• **What the exercise asks**
In the copy, keep every record exact and leave out all images.

• **Entries from a visual dataset**
|---|
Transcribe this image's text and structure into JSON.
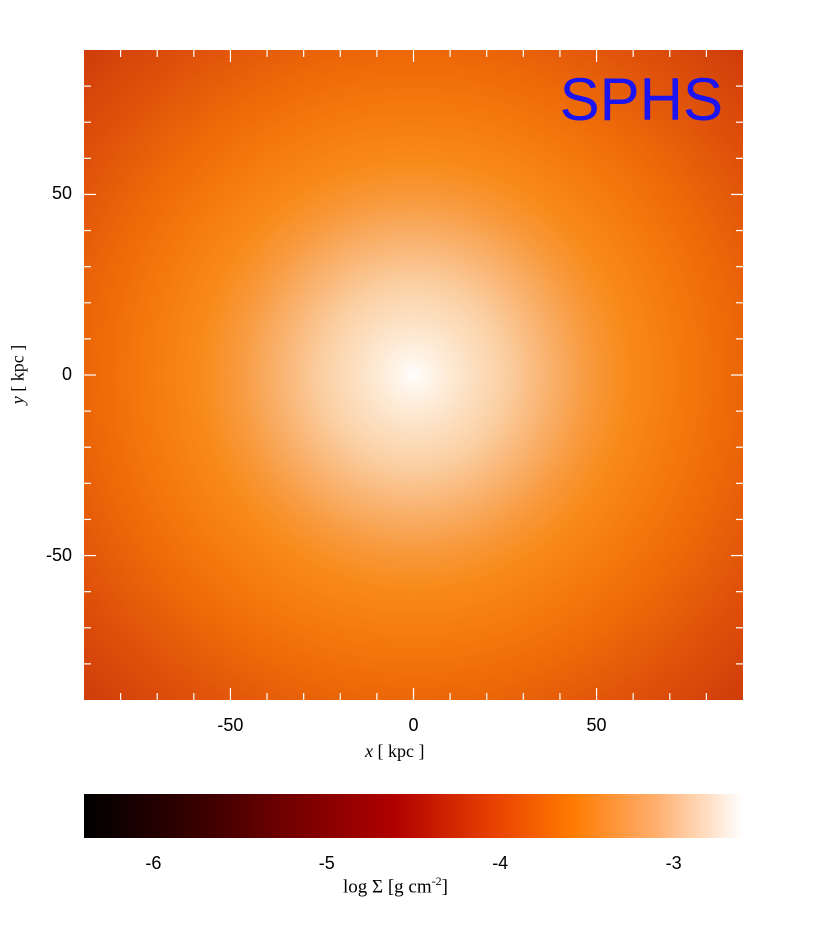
{
  "chart_data": {
    "type": "heatmap",
    "annotation": "SPHS",
    "xlabel": "x [ kpc ]",
    "ylabel": "y [ kpc ]",
    "xlim": [
      -90,
      90
    ],
    "ylim": [
      -90,
      90
    ],
    "x_ticks": [
      -50,
      0,
      50
    ],
    "y_ticks": [
      50,
      0,
      -50
    ],
    "x_tick_labels": [
      "-50",
      "0",
      "50"
    ],
    "y_tick_labels": [
      "50",
      "0",
      "-50"
    ],
    "colorbar": {
      "label": "log Σ [g cm⁻²]",
      "range": [
        -6.4,
        -2.6
      ],
      "ticks": [
        -6,
        -5,
        -4,
        -3
      ],
      "tick_labels": [
        "-6",
        "-5",
        "-4",
        "-3"
      ],
      "colormap": [
        "#000000",
        "#3a0000",
        "#7a0000",
        "#b00000",
        "#e84000",
        "#ff7a00",
        "#ffb070",
        "#ffffff"
      ]
    },
    "field": {
      "description_values": "surface density log Σ, peaked at center",
      "center_value": -2.6,
      "edge_value": -4.2
    }
  }
}
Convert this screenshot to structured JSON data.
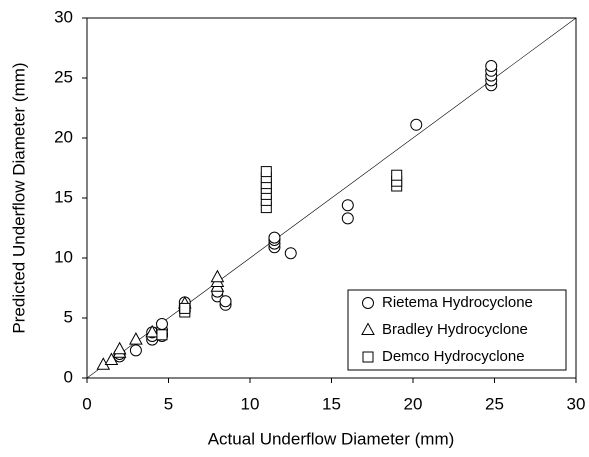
{
  "chart_data": {
    "type": "scatter",
    "x_label": "Actual Underflow Diameter (mm)",
    "y_label": "Predicted Underflow Diameter (mm)",
    "xlim": [
      0,
      30
    ],
    "ylim": [
      0,
      30
    ],
    "xticks": [
      0,
      5,
      10,
      15,
      20,
      25,
      30
    ],
    "yticks": [
      0,
      5,
      10,
      15,
      20,
      25,
      30
    ],
    "grid": false,
    "legend": "lower right",
    "series": [
      {
        "name": "Rietema Hydrocyclone",
        "marker": "circle",
        "color": "#000000",
        "x": [
          3,
          4,
          4,
          4,
          4.6,
          4.6,
          4.6,
          4.6,
          2,
          2,
          6,
          6,
          6,
          8,
          8,
          8.5,
          8.5,
          11.5,
          11.5,
          11.5,
          11.5,
          12.5,
          16,
          16,
          20.2,
          24.8,
          24.8,
          24.8,
          24.8,
          24.8
        ],
        "y": [
          2.3,
          3.2,
          3.5,
          3.8,
          3.5,
          3.7,
          4.0,
          4.5,
          1.8,
          2.0,
          5.6,
          6.0,
          6.3,
          6.8,
          7.2,
          6.1,
          6.4,
          10.9,
          11.2,
          11.5,
          11.7,
          10.4,
          13.3,
          14.4,
          21.1,
          24.4,
          24.8,
          25.2,
          25.6,
          26.0
        ]
      },
      {
        "name": "Bradley Hydrocyclone",
        "marker": "triangle",
        "color": "#000000",
        "x": [
          1,
          1.5,
          2,
          2,
          3,
          4,
          6,
          8,
          8,
          8
        ],
        "y": [
          1.1,
          1.5,
          2.1,
          2.4,
          3.2,
          3.8,
          6.2,
          7.6,
          8.0,
          8.4
        ]
      },
      {
        "name": "Demco Hydrocyclone",
        "marker": "square",
        "color": "#000000",
        "x": [
          11,
          11,
          11,
          11,
          11,
          11,
          11,
          19,
          19,
          19,
          6,
          6,
          4.6
        ],
        "y": [
          14.2,
          14.8,
          15.3,
          15.8,
          16.2,
          16.7,
          17.2,
          16.0,
          16.4,
          16.9,
          5.5,
          5.8,
          3.6
        ]
      }
    ]
  }
}
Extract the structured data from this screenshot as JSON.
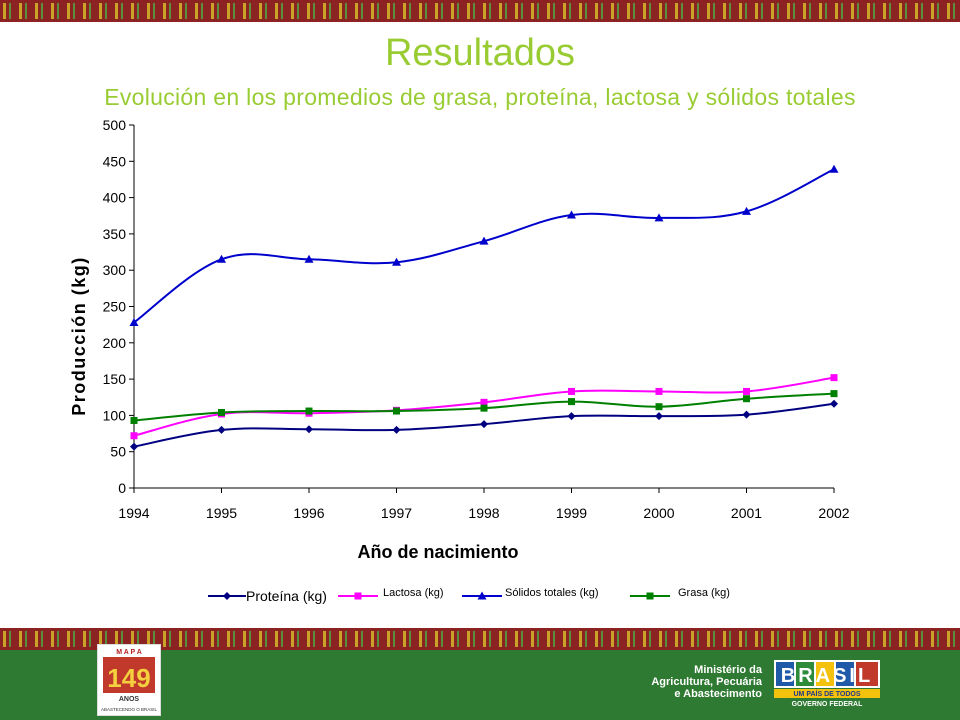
{
  "page": {
    "title": "Resultados",
    "subtitle": "Evolución en los promedios de grasa, proteína, lactosa y sólidos totales"
  },
  "footer": {
    "ministry_lines": [
      "Ministério da",
      "Agricultura, Pecuária",
      "e Abastecimento"
    ],
    "mapa_letters": "M A P A",
    "mapa_number": "149",
    "mapa_caption": "ANOS",
    "mapa_tagline": "ABASTECENDO O BRASIL",
    "brasil_word": "BRASIL",
    "brasil_tagline": "UM PAÍS DE TODOS",
    "brasil_gov": "GOVERNO FEDERAL"
  },
  "colors": {
    "title": "#99cc33",
    "footer_green": "#2f7a32",
    "band_red": "#8b2323",
    "band_gold": "#c9a227"
  },
  "chart_data": {
    "type": "line",
    "categories": [
      "1994",
      "1995",
      "1996",
      "1997",
      "1998",
      "1999",
      "2000",
      "2001",
      "2002"
    ],
    "ylim": [
      0,
      500
    ],
    "yticks": [
      0,
      50,
      100,
      150,
      200,
      250,
      300,
      350,
      400,
      450,
      500
    ],
    "xlabel": "Año de nacimiento",
    "ylabel": "Producción (kg)",
    "legend_position": "bottom",
    "grid": false,
    "series": [
      {
        "name": "Proteína (kg)",
        "color": "#000080",
        "marker": "diamond",
        "values": [
          57,
          80,
          81,
          80,
          88,
          99,
          99,
          101,
          116
        ]
      },
      {
        "name": "Lactosa (kg)",
        "color": "#ff00ff",
        "marker": "square",
        "values": [
          72,
          102,
          103,
          107,
          118,
          133,
          133,
          133,
          152
        ]
      },
      {
        "name": "Sólidos totales (kg)",
        "color": "#0000cc",
        "marker": "triangle",
        "values": [
          228,
          315,
          315,
          311,
          340,
          376,
          372,
          381,
          439
        ]
      },
      {
        "name": "Grasa (kg)",
        "color": "#008000",
        "marker": "square",
        "values": [
          93,
          104,
          106,
          106,
          110,
          119,
          112,
          123,
          130
        ]
      }
    ]
  }
}
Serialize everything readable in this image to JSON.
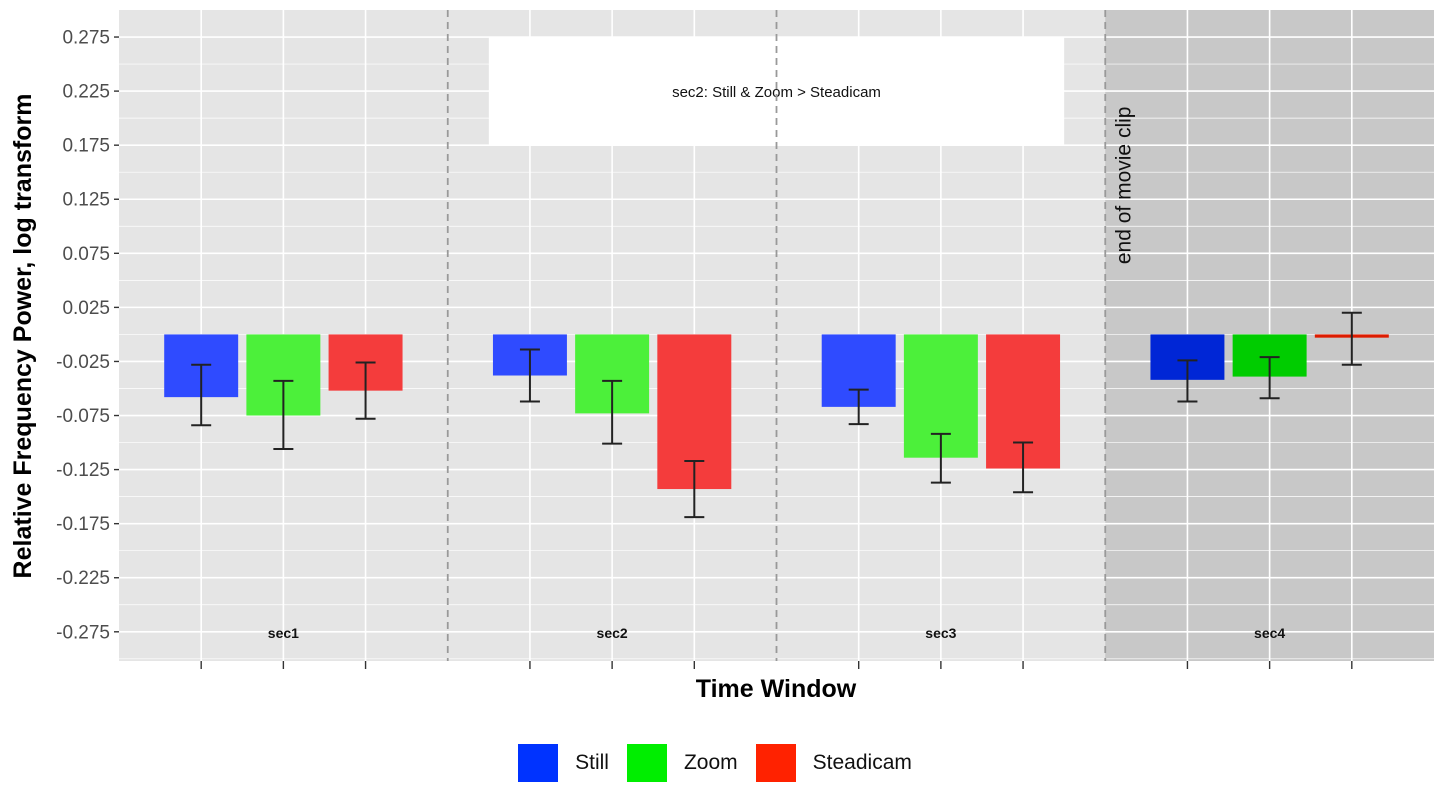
|---|
• **Correct answer**
Transcribe this image's text and structure into JSON.
{
  "chart_data": {
    "type": "heatmap",
    "annotation": "SPHS",
    "xlabel": "x [ kpc ]",
    "ylabel": "y [ kpc ]",
    "xlim": [
      -90,
      90
    ],
    "ylim": [
      -90,
      90
    ],
    "x_ticks": [
      -50,
      0,
      50
    ],
    "y_ticks": [
      50,
      0,
      -50
    ],
    "x_tick_labels": [
      "-50",
      "0",
      "50"
    ],
    "y_tick_labels": [
      "50",
      "0",
      "-50"
    ],
    "colorbar": {
      "label": "log Σ [g cm⁻²]",
      "range": [
        -6.4,
        -2.6
      ],
      "ticks": [
        -6,
        -5,
        -4,
        -3
      ],
      "tick_labels": [
        "-6",
        "-5",
        "-4",
        "-3"
      ],
      "colormap": [
        "#000000",
        "#3a0000",
        "#7a0000",
        "#b00000",
        "#e84000",
        "#ff7a00",
        "#ffb070",
        "#ffffff"
      ]
    },
    "field": {
      "description_values": "surface density log Σ, peaked at center",
      "center_value": -2.6,
      "edge_value": -4.2
    }
  }
}
Convert this screenshot to structured JSON data.
{
  "chart_data": {
    "type": "scatter",
    "x_label": "Actual Underflow Diameter (mm)",
    "y_label": "Predicted Underflow Diameter (mm)",
    "xlim": [
      0,
      30
    ],
    "ylim": [
      0,
      30
    ],
    "xticks": [
      0,
      5,
      10,
      15,
      20,
      25,
      30
    ],
    "yticks": [
      0,
      5,
      10,
      15,
      20,
      25,
      30
    ],
    "grid": false,
    "legend": "lower right",
    "series": [
      {
        "name": "Rietema Hydrocyclone",
        "marker": "circle",
        "color": "#000000",
        "x": [
          3,
          4,
          4,
          4,
          4.6,
          4.6,
          4.6,
          4.6,
          2,
          2,
          6,
          6,
          6,
          8,
          8,
          8.5,
          8.5,
          11.5,
          11.5,
          11.5,
          11.5,
          12.5,
          16,
          16,
          20.2,
          24.8,
          24.8,
          24.8,
          24.8,
          24.8
        ],
        "y": [
          2.3,
          3.2,
          3.5,
          3.8,
          3.5,
          3.7,
          4.0,
          4.5,
          1.8,
          2.0,
          5.6,
          6.0,
          6.3,
          6.8,
          7.2,
          6.1,
          6.4,
          10.9,
          11.2,
          11.5,
          11.7,
          10.4,
          13.3,
          14.4,
          21.1,
          24.4,
          24.8,
          25.2,
          25.6,
          26.0
        ]
      },
      {
        "name": "Bradley Hydrocyclone",
        "marker": "triangle",
        "color": "#000000",
        "x": [
          1,
          1.5,
          2,
          2,
          3,
          4,
          6,
          8,
          8,
          8
        ],
        "y": [
          1.1,
          1.5,
          2.1,
          2.4,
          3.2,
          3.8,
          6.2,
          7.6,
          8.0,
          8.4
        ]
      },
      {
        "name": "Demco Hydrocyclone",
        "marker": "square",
        "color": "#000000",
        "x": [
          11,
          11,
          11,
          11,
          11,
          11,
          11,
          19,
          19,
          19,
          6,
          6,
          4.6
        ],
        "y": [
          14.2,
          14.8,
          15.3,
          15.8,
          16.2,
          16.7,
          17.2,
          16.0,
          16.4,
          16.9,
          5.5,
          5.8,
          3.6
        ]
      }
    ]
  }
}
Extract the structured data from this screenshot as JSON.
{
  "page": {
    "title": "Resultados",
    "subtitle": "Evolución en los promedios de grasa, proteína, lactosa y sólidos totales"
  },
  "footer": {
    "ministry_lines": [
      "Ministério da",
      "Agricultura, Pecuária",
      "e Abastecimento"
    ],
    "mapa_letters": "M A P A",
    "mapa_number": "149",
    "mapa_caption": "ANOS",
    "mapa_tagline": "ABASTECENDO O BRASIL",
    "brasil_word": "BRASIL",
    "brasil_tagline": "UM PAÍS DE TODOS",
    "brasil_gov": "GOVERNO FEDERAL"
  },
  "colors": {
    "title": "#99cc33",
    "footer_green": "#2f7a32",
    "band_red": "#8b2323",
    "band_gold": "#c9a227"
  },
  "chart_data": {
    "type": "line",
    "categories": [
      "1994",
      "1995",
      "1996",
      "1997",
      "1998",
      "1999",
      "2000",
      "2001",
      "2002"
    ],
    "ylim": [
      0,
      500
    ],
    "yticks": [
      0,
      50,
      100,
      150,
      200,
      250,
      300,
      350,
      400,
      450,
      500
    ],
    "xlabel": "Año de nacimiento",
    "ylabel": "Producción (kg)",
    "legend_position": "bottom",
    "grid": false,
    "series": [
      {
        "name": "Proteína (kg)",
        "color": "#000080",
        "marker": "diamond",
        "values": [
          57,
          80,
          81,
          80,
          88,
          99,
          99,
          101,
          116
        ]
      },
      {
        "name": "Lactosa (kg)",
        "color": "#ff00ff",
        "marker": "square",
        "values": [
          72,
          102,
          103,
          107,
          118,
          133,
          133,
          133,
          152
        ]
      },
      {
        "name": "Sólidos totales (kg)",
        "color": "#0000cc",
        "marker": "triangle",
        "values": [
          228,
          315,
          315,
          311,
          340,
          376,
          372,
          381,
          439
        ]
      },
      {
        "name": "Grasa (kg)",
        "color": "#008000",
        "marker": "square",
        "values": [
          93,
          104,
          106,
          106,
          110,
          119,
          112,
          123,
          130
        ]
      }
    ]
  }
}
Serialize everything readable in this image to JSON.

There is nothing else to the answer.